Stored entries
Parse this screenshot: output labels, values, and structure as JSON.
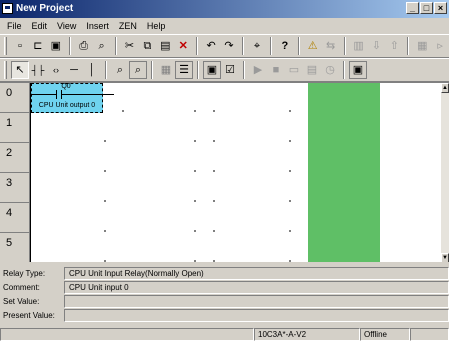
{
  "window": {
    "title": "New Project"
  },
  "menu": [
    "File",
    "Edit",
    "View",
    "Insert",
    "ZEN",
    "Help"
  ],
  "toolbar1": [
    {
      "icon": "new-file-icon",
      "glyph": "▫"
    },
    {
      "icon": "open-folder-icon",
      "glyph": "📂"
    },
    {
      "icon": "save-icon",
      "glyph": "▣"
    },
    {
      "icon": "print-icon",
      "glyph": "⎙"
    },
    {
      "icon": "print-preview-icon",
      "glyph": "⌕"
    },
    {
      "icon": "cut-icon",
      "glyph": "✂"
    },
    {
      "icon": "copy-icon",
      "glyph": "⧉"
    },
    {
      "icon": "paste-icon",
      "glyph": "▤"
    },
    {
      "icon": "delete-icon",
      "glyph": "✕"
    },
    {
      "icon": "undo-icon",
      "glyph": "↶"
    },
    {
      "icon": "redo-icon",
      "glyph": "↷"
    },
    {
      "icon": "find-icon",
      "glyph": "⌖"
    },
    {
      "icon": "help-icon",
      "glyph": "?"
    },
    {
      "icon": "warning-icon",
      "glyph": "⚠"
    },
    {
      "icon": "transfer-icon",
      "glyph": "⇆"
    },
    {
      "icon": "compare-icon",
      "glyph": "▥"
    },
    {
      "icon": "download-icon",
      "glyph": "⇩"
    },
    {
      "icon": "upload-icon",
      "glyph": "⇧"
    },
    {
      "icon": "monitor-icon",
      "glyph": "▦"
    },
    {
      "icon": "run-icon",
      "glyph": "▹"
    }
  ],
  "toolbar2": [
    {
      "icon": "select-pointer-icon",
      "glyph": "↖"
    },
    {
      "icon": "contact-icon",
      "glyph": "┤├"
    },
    {
      "icon": "coil-icon",
      "glyph": "( )"
    },
    {
      "icon": "horizontal-line-icon",
      "glyph": "─"
    },
    {
      "icon": "vertical-line-icon",
      "glyph": "│"
    },
    {
      "icon": "zoom-in-icon",
      "glyph": "⌕"
    },
    {
      "icon": "zoom-out-icon",
      "glyph": "🔍"
    },
    {
      "icon": "grid-icon",
      "glyph": "▦"
    },
    {
      "icon": "properties-icon",
      "glyph": "☰"
    },
    {
      "icon": "io-comment-icon",
      "glyph": "▣"
    },
    {
      "icon": "check-icon",
      "glyph": "☑"
    },
    {
      "icon": "play-icon",
      "glyph": "▶"
    },
    {
      "icon": "stop-icon",
      "glyph": "■"
    },
    {
      "icon": "window-icon",
      "glyph": "▭"
    },
    {
      "icon": "list-icon",
      "glyph": "▤"
    },
    {
      "icon": "clock-icon",
      "glyph": "◷"
    },
    {
      "icon": "simulation-icon",
      "glyph": "▣"
    }
  ],
  "ladder": {
    "row_numbers": [
      "0",
      "1",
      "2",
      "3",
      "4",
      "5"
    ],
    "contact": {
      "address": "Q0",
      "comment": "CPU Unit output 0"
    }
  },
  "info": {
    "relay_type_label": "Relay Type:",
    "relay_type_value": "CPU Unit Input Relay(Normally Open)",
    "comment_label": "Comment:",
    "comment_value": "CPU Unit input 0",
    "set_value_label": "Set Value:",
    "set_value_value": "",
    "present_value_label": "Present Value:",
    "present_value_value": ""
  },
  "status": {
    "model": "10C3A*-A-V2",
    "connection": "Offline"
  },
  "colors": {
    "output_column": "#5fbf66",
    "selected_cell": "#6fd3ef",
    "title_bar": "#0a246a"
  }
}
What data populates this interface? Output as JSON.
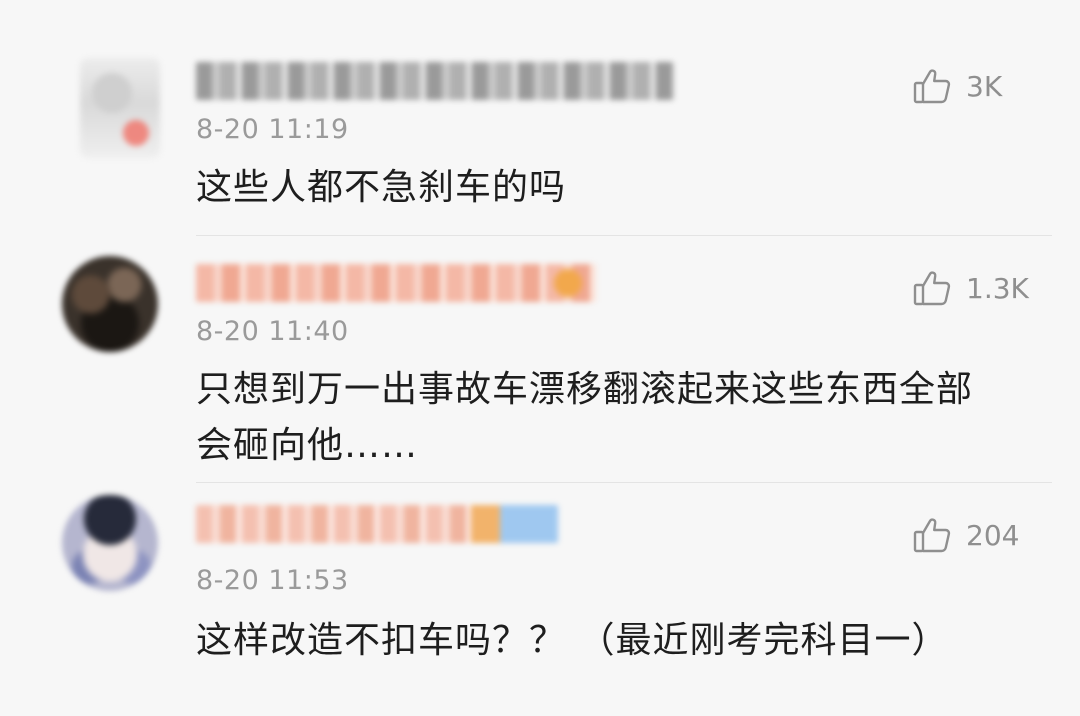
{
  "comments": [
    {
      "timestamp": "8-20 11:19",
      "likes": "3K",
      "text": "这些人都不急刹车的吗"
    },
    {
      "timestamp": "8-20 11:40",
      "likes": "1.3K",
      "text": "只想到万一出事故车漂移翻滚起来这些东西全部会砸向他……"
    },
    {
      "timestamp": "8-20 11:53",
      "likes": "204",
      "text": "这样改造不扣车吗？？ （最近刚考完科目一）"
    }
  ]
}
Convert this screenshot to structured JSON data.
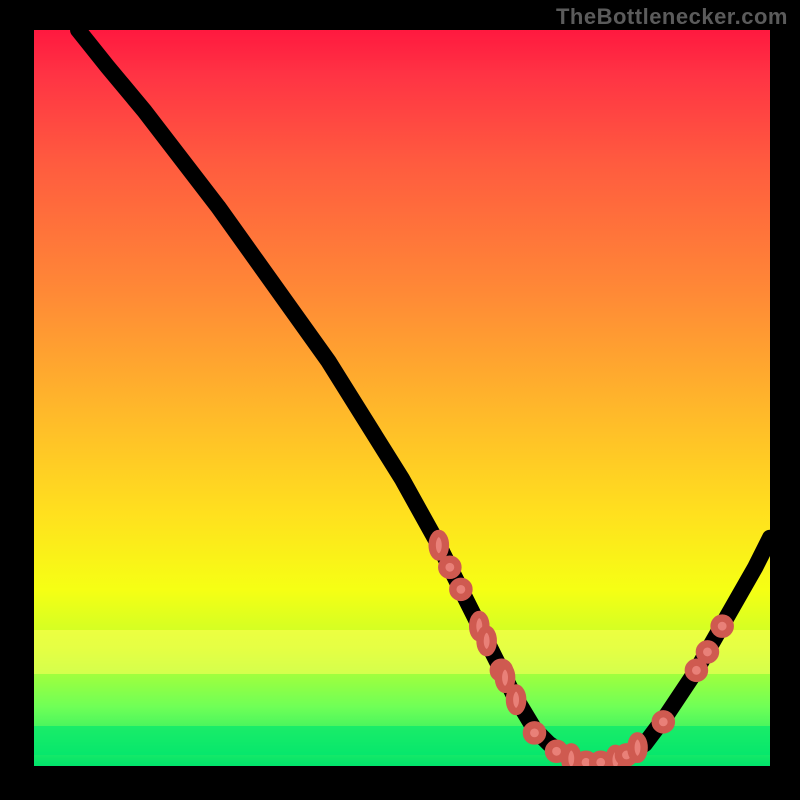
{
  "watermark": "TheBottlenecker.com",
  "colors": {
    "gradient_top": "#ff193f",
    "gradient_bottom": "#00e36b",
    "dot_fill": "#e98078",
    "dot_stroke": "#cf5a50",
    "curve": "#000000",
    "frame": "#000000"
  },
  "chart_data": {
    "type": "line",
    "title": "",
    "xlabel": "",
    "ylabel": "",
    "xlim": [
      0,
      100
    ],
    "ylim": [
      0,
      100
    ],
    "curve": {
      "x": [
        6,
        10,
        15,
        20,
        25,
        30,
        35,
        40,
        45,
        50,
        55,
        58,
        60,
        63,
        65,
        68,
        70,
        73,
        76,
        78,
        80,
        83,
        86,
        90,
        94,
        98,
        100
      ],
      "y": [
        100,
        95,
        89,
        82.5,
        76,
        69,
        62,
        55,
        47,
        39,
        30,
        24,
        20,
        14,
        10,
        5,
        3,
        1,
        0.5,
        0.5,
        1,
        3,
        7,
        13,
        20,
        27,
        31
      ]
    },
    "markers": {
      "comment": "Approximate x,y positions of the salmon marker dots along the curve (0-100 scale)",
      "points": [
        {
          "x": 55.0,
          "y": 30.0,
          "shape": "oval"
        },
        {
          "x": 56.5,
          "y": 27.0,
          "shape": "round"
        },
        {
          "x": 58.0,
          "y": 24.0,
          "shape": "round"
        },
        {
          "x": 60.5,
          "y": 19.0,
          "shape": "oval"
        },
        {
          "x": 61.5,
          "y": 17.0,
          "shape": "oval"
        },
        {
          "x": 63.5,
          "y": 13.0,
          "shape": "round"
        },
        {
          "x": 64.0,
          "y": 12.0,
          "shape": "oval"
        },
        {
          "x": 65.5,
          "y": 9.0,
          "shape": "oval"
        },
        {
          "x": 68.0,
          "y": 4.5,
          "shape": "round"
        },
        {
          "x": 71.0,
          "y": 2.0,
          "shape": "round"
        },
        {
          "x": 73.0,
          "y": 1.0,
          "shape": "oval"
        },
        {
          "x": 75.0,
          "y": 0.5,
          "shape": "round"
        },
        {
          "x": 77.0,
          "y": 0.5,
          "shape": "round"
        },
        {
          "x": 79.0,
          "y": 0.8,
          "shape": "oval"
        },
        {
          "x": 80.5,
          "y": 1.5,
          "shape": "round"
        },
        {
          "x": 82.0,
          "y": 2.5,
          "shape": "oval"
        },
        {
          "x": 85.5,
          "y": 6.0,
          "shape": "round"
        },
        {
          "x": 90.0,
          "y": 13.0,
          "shape": "round"
        },
        {
          "x": 91.5,
          "y": 15.5,
          "shape": "round"
        },
        {
          "x": 93.5,
          "y": 19.0,
          "shape": "round"
        }
      ]
    }
  }
}
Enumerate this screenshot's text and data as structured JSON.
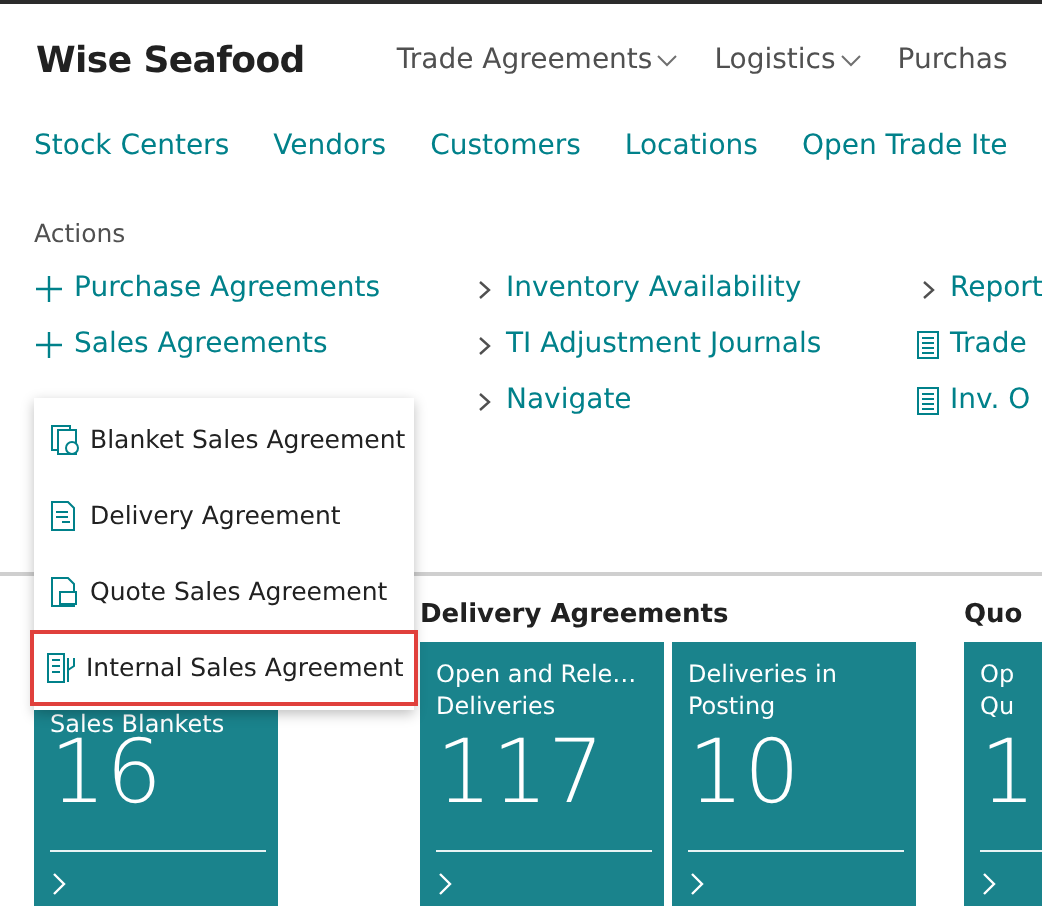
{
  "app_title": "Wise Seafood",
  "menus": [
    {
      "label": "Trade Agreements",
      "dropdown": true
    },
    {
      "label": "Logistics",
      "dropdown": true
    },
    {
      "label": "Purchas",
      "dropdown": false
    }
  ],
  "nav_links": [
    "Stock Centers",
    "Vendors",
    "Customers",
    "Locations",
    "Open Trade Ite"
  ],
  "actions": {
    "title": "Actions",
    "columns": [
      [
        {
          "kind": "add",
          "label": "Purchase Agreements"
        },
        {
          "kind": "add",
          "label": "Sales Agreements"
        }
      ],
      [
        {
          "kind": "group",
          "label": "Inventory Availability"
        },
        {
          "kind": "group",
          "label": "TI Adjustment Journals"
        },
        {
          "kind": "group",
          "label": "Navigate"
        }
      ],
      [
        {
          "kind": "group",
          "label": "Report"
        },
        {
          "kind": "report",
          "label": "Trade"
        },
        {
          "kind": "report",
          "label": "Inv. O"
        }
      ]
    ]
  },
  "dropdown": {
    "items": [
      {
        "label": "Blanket Sales Agreement",
        "kind": "blanket",
        "selected": false
      },
      {
        "label": "Delivery Agreement",
        "kind": "delivery",
        "selected": false
      },
      {
        "label": "Quote Sales Agreement",
        "kind": "quote",
        "selected": false
      },
      {
        "label": "Internal Sales Agreement",
        "kind": "internal",
        "selected": true
      }
    ]
  },
  "sections": [
    {
      "tiles": [
        {
          "title_lines": [
            "Sales Blankets"
          ],
          "count": "16"
        }
      ]
    },
    {
      "heading": "Delivery Agreements",
      "tiles": [
        {
          "title_lines": [
            "Open and Rele…",
            "Deliveries"
          ],
          "count": "117"
        },
        {
          "title_lines": [
            "Deliveries in",
            "Posting"
          ],
          "count": "10"
        }
      ]
    },
    {
      "heading": "Quo",
      "tiles": [
        {
          "title_lines": [
            "Op",
            "Qu"
          ],
          "count": "1"
        }
      ]
    }
  ]
}
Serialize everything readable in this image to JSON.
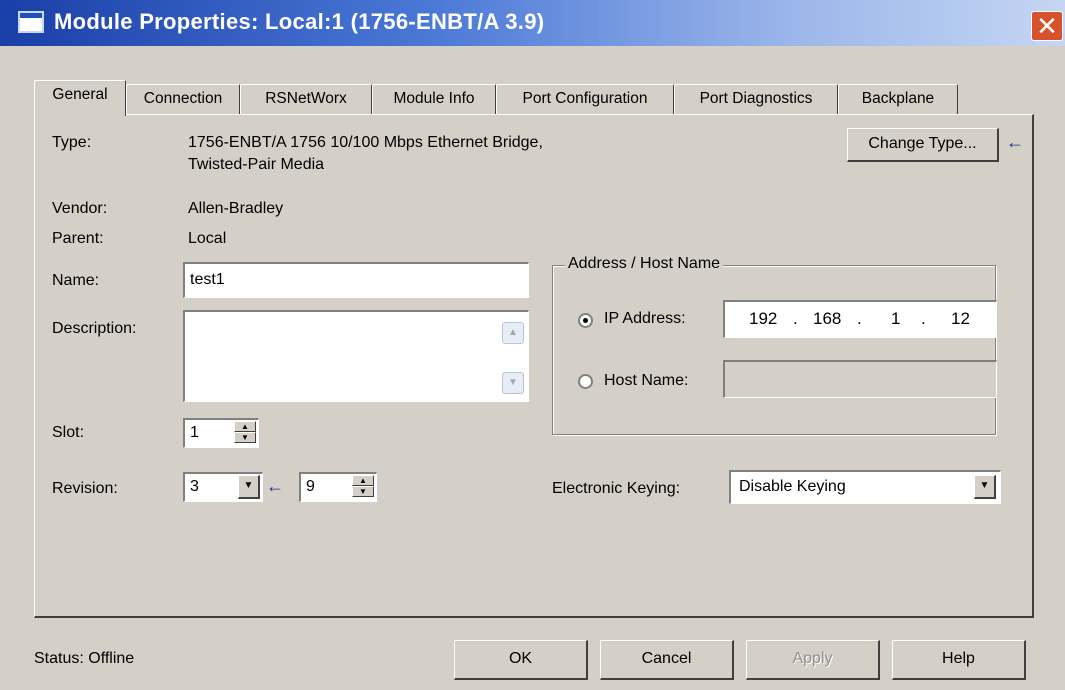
{
  "window": {
    "title": "Module Properties: Local:1 (1756-ENBT/A 3.9)",
    "close_glyph": "✕"
  },
  "tabs": [
    {
      "label": "General"
    },
    {
      "label": "Connection"
    },
    {
      "label": "RSNetWorx"
    },
    {
      "label": "Module Info"
    },
    {
      "label": "Port Configuration"
    },
    {
      "label": "Port Diagnostics"
    },
    {
      "label": "Backplane"
    }
  ],
  "general": {
    "type_label": "Type:",
    "type_value_line1": "1756-ENBT/A 1756 10/100 Mbps Ethernet Bridge,",
    "type_value_line2": "Twisted-Pair Media",
    "change_type_button": "Change Type...",
    "vendor_label": "Vendor:",
    "vendor_value": "Allen-Bradley",
    "parent_label": "Parent:",
    "parent_value": "Local",
    "name_label": "Name:",
    "name_value": "test1",
    "description_label": "Description:",
    "description_value": "",
    "slot_label": "Slot:",
    "slot_value": "1",
    "revision_label": "Revision:",
    "revision_major": "3",
    "revision_minor": "9",
    "address_group_title": "Address / Host Name",
    "ip_address_label": "IP Address:",
    "ip_address_selected": true,
    "ip_octets": [
      "192",
      "168",
      "1",
      "12"
    ],
    "ip_separator": ".",
    "host_name_label": "Host Name:",
    "host_name_value": "",
    "electronic_keying_label": "Electronic Keying:",
    "electronic_keying_value": "Disable Keying"
  },
  "footer": {
    "status_text": "Status:  Offline",
    "ok": "OK",
    "cancel": "Cancel",
    "apply": "Apply",
    "help": "Help"
  },
  "icons": {
    "indicator_arrow": "←"
  },
  "colors": {
    "title_bar": "#1a3fa8",
    "close_button": "#d6522c",
    "indicator_arrow": "#1c2c8c"
  }
}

(Exercise brief)
Say how many lines above contain the string "this". Answer with the number only.

(Exercise result)
5